## Start DATA FOR PROCESSING
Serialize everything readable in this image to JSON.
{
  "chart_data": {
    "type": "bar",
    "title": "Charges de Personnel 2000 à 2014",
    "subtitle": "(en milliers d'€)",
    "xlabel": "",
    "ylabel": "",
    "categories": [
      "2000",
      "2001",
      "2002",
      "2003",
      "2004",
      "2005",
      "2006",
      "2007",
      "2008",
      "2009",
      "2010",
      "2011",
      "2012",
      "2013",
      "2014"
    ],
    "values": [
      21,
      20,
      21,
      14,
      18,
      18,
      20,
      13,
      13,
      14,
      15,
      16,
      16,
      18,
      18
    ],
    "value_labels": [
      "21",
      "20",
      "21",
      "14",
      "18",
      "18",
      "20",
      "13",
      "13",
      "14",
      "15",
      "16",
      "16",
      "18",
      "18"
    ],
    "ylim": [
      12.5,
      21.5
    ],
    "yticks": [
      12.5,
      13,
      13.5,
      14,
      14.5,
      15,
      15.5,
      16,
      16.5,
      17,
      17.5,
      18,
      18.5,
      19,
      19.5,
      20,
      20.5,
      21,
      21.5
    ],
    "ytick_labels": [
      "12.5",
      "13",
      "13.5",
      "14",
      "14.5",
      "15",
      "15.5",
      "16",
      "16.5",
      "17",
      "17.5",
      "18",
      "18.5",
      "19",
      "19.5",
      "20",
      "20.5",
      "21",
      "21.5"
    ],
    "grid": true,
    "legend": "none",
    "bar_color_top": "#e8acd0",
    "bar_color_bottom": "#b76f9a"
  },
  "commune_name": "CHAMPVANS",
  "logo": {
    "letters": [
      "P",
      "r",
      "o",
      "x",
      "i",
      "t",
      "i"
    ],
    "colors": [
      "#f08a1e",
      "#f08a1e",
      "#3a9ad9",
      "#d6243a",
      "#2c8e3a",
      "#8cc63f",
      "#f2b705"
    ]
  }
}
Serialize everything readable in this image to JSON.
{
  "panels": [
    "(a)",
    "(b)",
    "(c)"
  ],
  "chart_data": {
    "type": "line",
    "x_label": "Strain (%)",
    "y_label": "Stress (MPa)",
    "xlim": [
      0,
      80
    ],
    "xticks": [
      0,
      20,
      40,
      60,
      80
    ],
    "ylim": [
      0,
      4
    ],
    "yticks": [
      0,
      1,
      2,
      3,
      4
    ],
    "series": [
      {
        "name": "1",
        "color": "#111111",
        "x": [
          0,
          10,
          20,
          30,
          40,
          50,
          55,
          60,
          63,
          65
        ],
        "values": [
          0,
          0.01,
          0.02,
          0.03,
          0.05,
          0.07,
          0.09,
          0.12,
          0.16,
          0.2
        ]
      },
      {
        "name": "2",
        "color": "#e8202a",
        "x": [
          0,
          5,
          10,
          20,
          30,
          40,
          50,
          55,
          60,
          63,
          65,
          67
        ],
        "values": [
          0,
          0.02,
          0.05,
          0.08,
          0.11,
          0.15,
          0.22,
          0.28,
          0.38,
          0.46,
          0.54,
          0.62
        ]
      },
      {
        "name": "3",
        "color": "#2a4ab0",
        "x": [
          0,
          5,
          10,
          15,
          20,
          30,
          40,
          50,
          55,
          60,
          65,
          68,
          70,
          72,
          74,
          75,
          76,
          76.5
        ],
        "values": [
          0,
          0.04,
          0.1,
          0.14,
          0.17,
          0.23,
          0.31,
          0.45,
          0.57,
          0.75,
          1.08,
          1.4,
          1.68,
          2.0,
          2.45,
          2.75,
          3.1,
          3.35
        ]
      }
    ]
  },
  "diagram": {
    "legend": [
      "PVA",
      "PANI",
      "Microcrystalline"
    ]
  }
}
## End DATA FOR PROCESSING
◆ EXERCISE DETAILS
Output all records verbatim.

◆ OUTPUT FOR THIS EXERCISE
Serialize everything readable in this image to JSON.
{
  "chart_data": {
    "type": "bar",
    "title": "Charges de Personnel 2000 à 2014",
    "subtitle": "(en milliers d'€)",
    "xlabel": "",
    "ylabel": "",
    "categories": [
      "2000",
      "2001",
      "2002",
      "2003",
      "2004",
      "2005",
      "2006",
      "2007",
      "2008",
      "2009",
      "2010",
      "2011",
      "2012",
      "2013",
      "2014"
    ],
    "values": [
      21,
      20,
      21,
      14,
      18,
      18,
      20,
      13,
      13,
      14,
      15,
      16,
      16,
      18,
      18
    ],
    "value_labels": [
      "21",
      "20",
      "21",
      "14",
      "18",
      "18",
      "20",
      "13",
      "13",
      "14",
      "15",
      "16",
      "16",
      "18",
      "18"
    ],
    "ylim": [
      12.5,
      21.5
    ],
    "yticks": [
      12.5,
      13,
      13.5,
      14,
      14.5,
      15,
      15.5,
      16,
      16.5,
      17,
      17.5,
      18,
      18.5,
      19,
      19.5,
      20,
      20.5,
      21,
      21.5
    ],
    "ytick_labels": [
      "12.5",
      "13",
      "13.5",
      "14",
      "14.5",
      "15",
      "15.5",
      "16",
      "16.5",
      "17",
      "17.5",
      "18",
      "18.5",
      "19",
      "19.5",
      "20",
      "20.5",
      "21",
      "21.5"
    ],
    "grid": true,
    "legend": "none",
    "bar_color_top": "#e8acd0",
    "bar_color_bottom": "#b76f9a"
  },
  "commune_name": "CHAMPVANS",
  "logo": {
    "letters": [
      "P",
      "r",
      "o",
      "x",
      "i",
      "t",
      "i"
    ],
    "colors": [
      "#f08a1e",
      "#f08a1e",
      "#3a9ad9",
      "#d6243a",
      "#2c8e3a",
      "#8cc63f",
      "#f2b705"
    ]
  }
}
Serialize everything readable in this image to JSON.
{
  "panels": [
    "(a)",
    "(b)",
    "(c)"
  ],
  "chart_data": {
    "type": "line",
    "x_label": "Strain (%)",
    "y_label": "Stress (MPa)",
    "xlim": [
      0,
      80
    ],
    "xticks": [
      0,
      20,
      40,
      60,
      80
    ],
    "ylim": [
      0,
      4
    ],
    "yticks": [
      0,
      1,
      2,
      3,
      4
    ],
    "series": [
      {
        "name": "1",
        "color": "#111111",
        "x": [
          0,
          10,
          20,
          30,
          40,
          50,
          55,
          60,
          63,
          65
        ],
        "values": [
          0,
          0.01,
          0.02,
          0.03,
          0.05,
          0.07,
          0.09,
          0.12,
          0.16,
          0.2
        ]
      },
      {
        "name": "2",
        "color": "#e8202a",
        "x": [
          0,
          5,
          10,
          20,
          30,
          40,
          50,
          55,
          60,
          63,
          65,
          67
        ],
        "values": [
          0,
          0.02,
          0.05,
          0.08,
          0.11,
          0.15,
          0.22,
          0.28,
          0.38,
          0.46,
          0.54,
          0.62
        ]
      },
      {
        "name": "3",
        "color": "#2a4ab0",
        "x": [
          0,
          5,
          10,
          15,
          20,
          30,
          40,
          50,
          55,
          60,
          65,
          68,
          70,
          72,
          74,
          75,
          76,
          76.5
        ],
        "values": [
          0,
          0.04,
          0.1,
          0.14,
          0.17,
          0.23,
          0.31,
          0.45,
          0.57,
          0.75,
          1.08,
          1.4,
          1.68,
          2.0,
          2.45,
          2.75,
          3.1,
          3.35
        ]
      }
    ]
  },
  "diagram": {
    "legend": [
      "PVA",
      "PANI",
      "Microcrystalline"
    ]
  }
}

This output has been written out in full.